### What the task asks:
Find all lines in the listing that include the word "Valley", then copy them.

### Provided data:

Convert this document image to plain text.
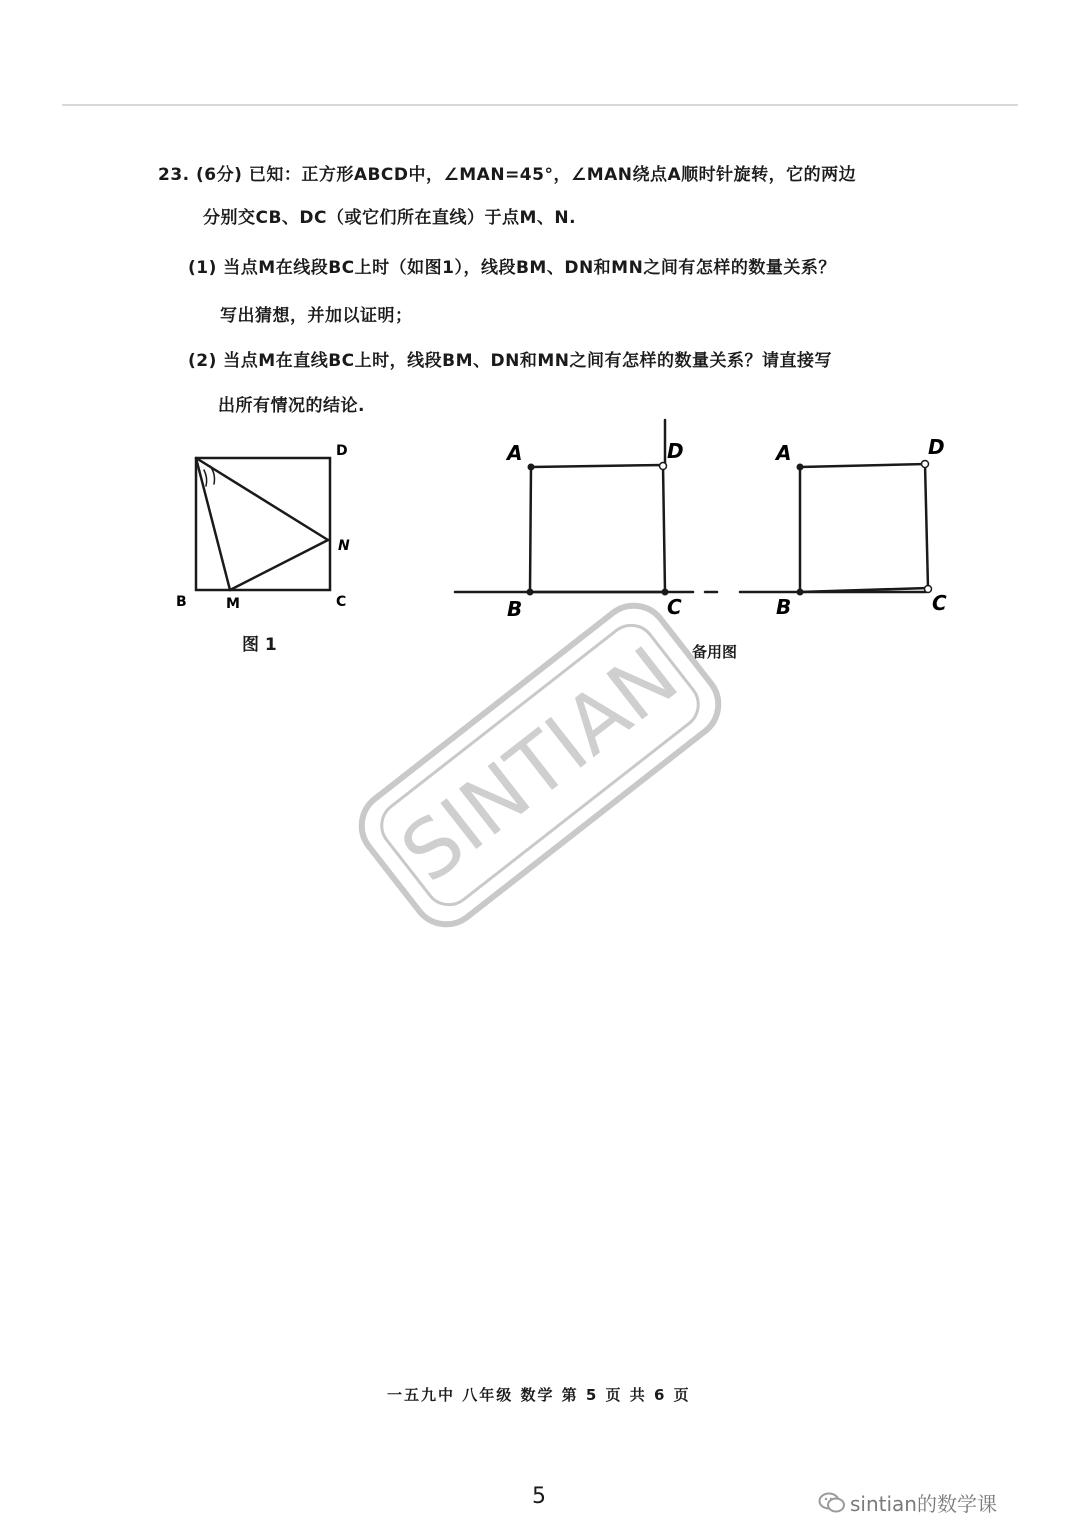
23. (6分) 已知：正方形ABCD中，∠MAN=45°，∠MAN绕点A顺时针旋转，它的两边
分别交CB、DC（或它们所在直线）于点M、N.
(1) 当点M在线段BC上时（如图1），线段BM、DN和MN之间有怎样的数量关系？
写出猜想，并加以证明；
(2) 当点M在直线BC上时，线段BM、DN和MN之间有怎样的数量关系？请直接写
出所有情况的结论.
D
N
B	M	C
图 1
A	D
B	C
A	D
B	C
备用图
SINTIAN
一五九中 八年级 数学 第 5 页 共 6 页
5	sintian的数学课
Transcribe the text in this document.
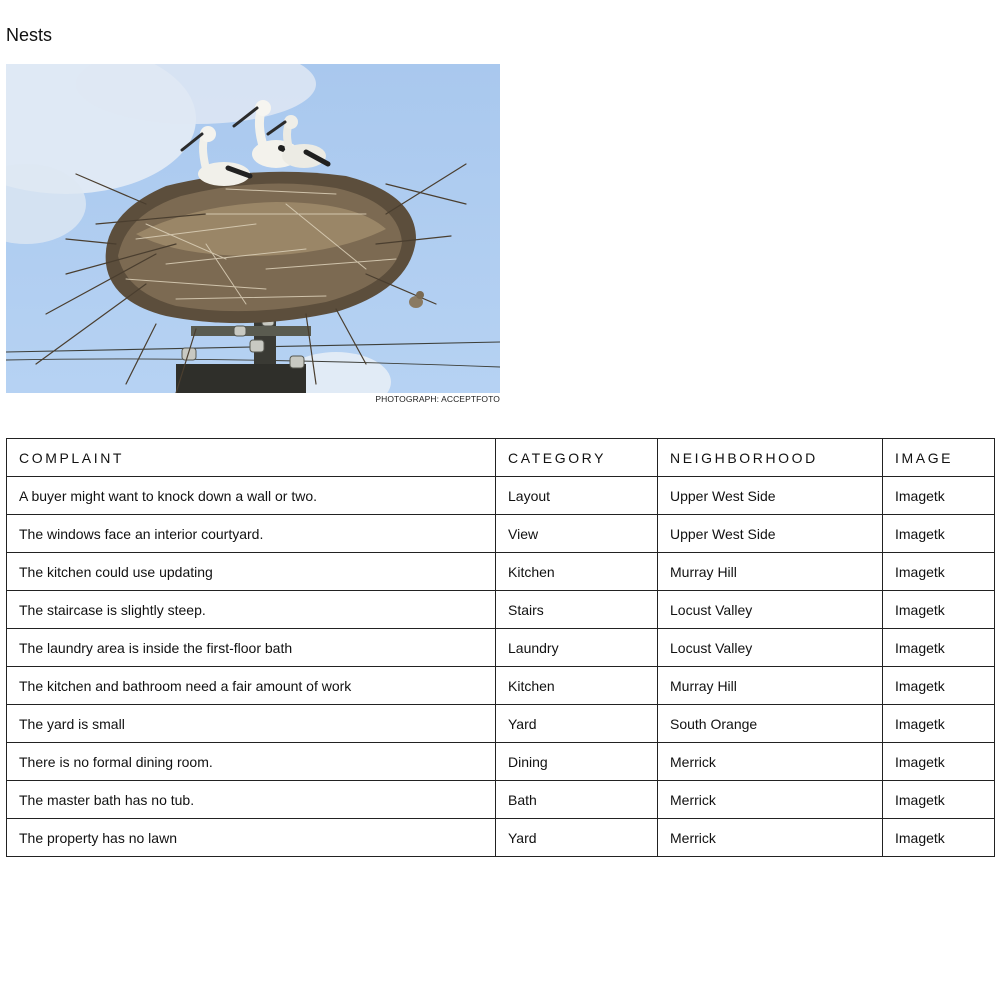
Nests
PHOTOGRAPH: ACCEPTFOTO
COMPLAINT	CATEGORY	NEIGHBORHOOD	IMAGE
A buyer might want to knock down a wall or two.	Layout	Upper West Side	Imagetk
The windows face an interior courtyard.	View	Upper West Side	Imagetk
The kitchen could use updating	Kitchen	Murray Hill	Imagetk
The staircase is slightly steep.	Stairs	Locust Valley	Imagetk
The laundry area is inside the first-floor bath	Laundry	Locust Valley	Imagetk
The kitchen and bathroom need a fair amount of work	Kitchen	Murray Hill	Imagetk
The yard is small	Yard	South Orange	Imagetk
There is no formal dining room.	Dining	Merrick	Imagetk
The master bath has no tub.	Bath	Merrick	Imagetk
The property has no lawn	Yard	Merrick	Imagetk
---
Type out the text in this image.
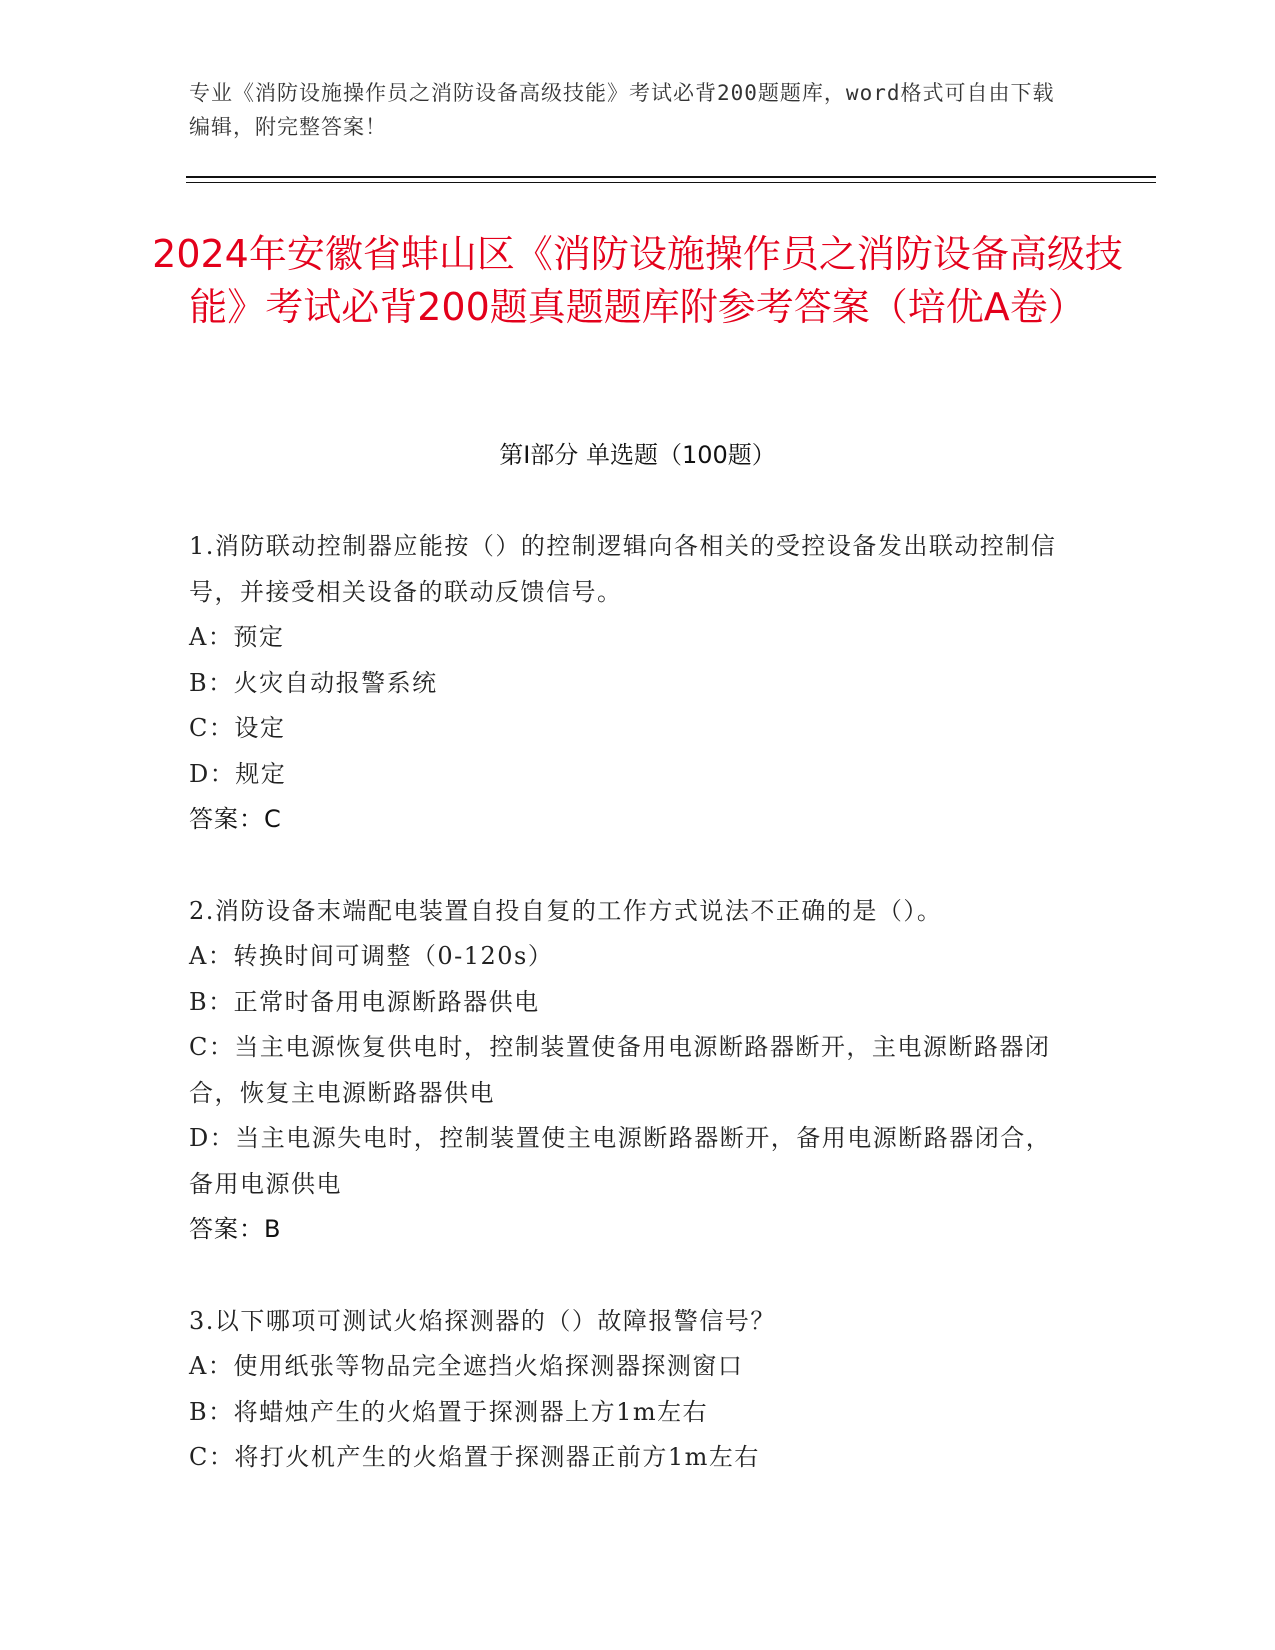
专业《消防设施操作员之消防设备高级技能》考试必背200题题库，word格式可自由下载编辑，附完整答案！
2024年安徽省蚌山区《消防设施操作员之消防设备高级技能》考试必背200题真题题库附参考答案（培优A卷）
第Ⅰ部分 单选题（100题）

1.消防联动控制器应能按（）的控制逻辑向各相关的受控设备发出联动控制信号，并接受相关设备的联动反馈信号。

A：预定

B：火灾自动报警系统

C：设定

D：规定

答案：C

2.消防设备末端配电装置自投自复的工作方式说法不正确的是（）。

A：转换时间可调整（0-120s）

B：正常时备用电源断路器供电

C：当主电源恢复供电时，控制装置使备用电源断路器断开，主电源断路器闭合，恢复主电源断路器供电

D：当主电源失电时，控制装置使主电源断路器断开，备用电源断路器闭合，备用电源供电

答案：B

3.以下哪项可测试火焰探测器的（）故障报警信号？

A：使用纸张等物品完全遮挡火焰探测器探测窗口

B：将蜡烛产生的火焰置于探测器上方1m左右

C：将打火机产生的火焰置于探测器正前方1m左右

### Answer for this exercise:
The staircase is slightly steep.	Stairs	Locust Valley	Imagetk
The laundry area is inside the first-floor bath	Laundry	Locust Valley	Imagetk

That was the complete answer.